[Start of Records]

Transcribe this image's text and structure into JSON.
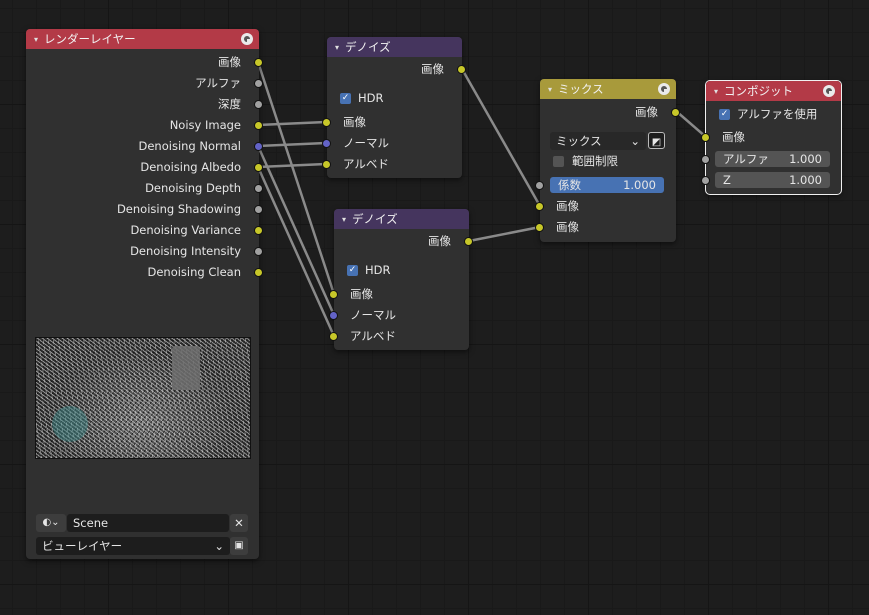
{
  "render_layers": {
    "title": "レンダーレイヤー",
    "outputs": [
      "画像",
      "アルファ",
      "深度",
      "Noisy Image",
      "Denoising Normal",
      "Denoising Albedo",
      "Denoising Depth",
      "Denoising Shadowing",
      "Denoising Variance",
      "Denoising Intensity",
      "Denoising Clean"
    ],
    "scene_name": "Scene",
    "view_layer": "ビューレイヤー"
  },
  "denoise1": {
    "title": "デノイズ",
    "output": "画像",
    "hdr_label": "HDR",
    "inputs": [
      "画像",
      "ノーマル",
      "アルベド"
    ]
  },
  "denoise2": {
    "title": "デノイズ",
    "output": "画像",
    "hdr_label": "HDR",
    "inputs": [
      "画像",
      "ノーマル",
      "アルベド"
    ]
  },
  "mix": {
    "title": "ミックス",
    "output": "画像",
    "blend_mode": "ミックス",
    "clamp_label": "範囲制限",
    "factor_label": "係数",
    "factor_value": "1.000",
    "inputs": [
      "画像",
      "画像"
    ]
  },
  "composite": {
    "title": "コンポジット",
    "use_alpha_label": "アルファを使用",
    "input_image": "画像",
    "alpha_label": "アルファ",
    "alpha_value": "1.000",
    "z_label": "Z",
    "z_value": "1.000"
  },
  "icons": {
    "collapse": "▾",
    "check": "✓",
    "close": "✕",
    "chevron": "⌄"
  },
  "colors": {
    "accent_blue": "#4772b3",
    "header_red": "#b33a47",
    "header_purple": "#45355e",
    "header_yellow": "#a89a3b",
    "socket_yellow": "#c7c729",
    "socket_gray": "#a1a1a1",
    "socket_blue": "#6363c7"
  }
}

[End of Records]

## Directions for this task
Retype each line of the listing above word for word. Exclude the pictures.

## Response for this exercise
Transcribe this image's text and structure into JSON.
{
  "render_layers": {
    "title": "レンダーレイヤー",
    "outputs": [
      "画像",
      "アルファ",
      "深度",
      "Noisy Image",
      "Denoising Normal",
      "Denoising Albedo",
      "Denoising Depth",
      "Denoising Shadowing",
      "Denoising Variance",
      "Denoising Intensity",
      "Denoising Clean"
    ],
    "scene_name": "Scene",
    "view_layer": "ビューレイヤー"
  },
  "denoise1": {
    "title": "デノイズ",
    "output": "画像",
    "hdr_label": "HDR",
    "inputs": [
      "画像",
      "ノーマル",
      "アルベド"
    ]
  },
  "denoise2": {
    "title": "デノイズ",
    "output": "画像",
    "hdr_label": "HDR",
    "inputs": [
      "画像",
      "ノーマル",
      "アルベド"
    ]
  },
  "mix": {
    "title": "ミックス",
    "output": "画像",
    "blend_mode": "ミックス",
    "clamp_label": "範囲制限",
    "factor_label": "係数",
    "factor_value": "1.000",
    "inputs": [
      "画像",
      "画像"
    ]
  },
  "composite": {
    "title": "コンポジット",
    "use_alpha_label": "アルファを使用",
    "input_image": "画像",
    "alpha_label": "アルファ",
    "alpha_value": "1.000",
    "z_label": "Z",
    "z_value": "1.000"
  },
  "icons": {
    "collapse": "▾",
    "check": "✓",
    "close": "✕",
    "chevron": "⌄"
  },
  "colors": {
    "accent_blue": "#4772b3",
    "header_red": "#b33a47",
    "header_purple": "#45355e",
    "header_yellow": "#a89a3b",
    "socket_yellow": "#c7c729",
    "socket_gray": "#a1a1a1",
    "socket_blue": "#6363c7"
  }
}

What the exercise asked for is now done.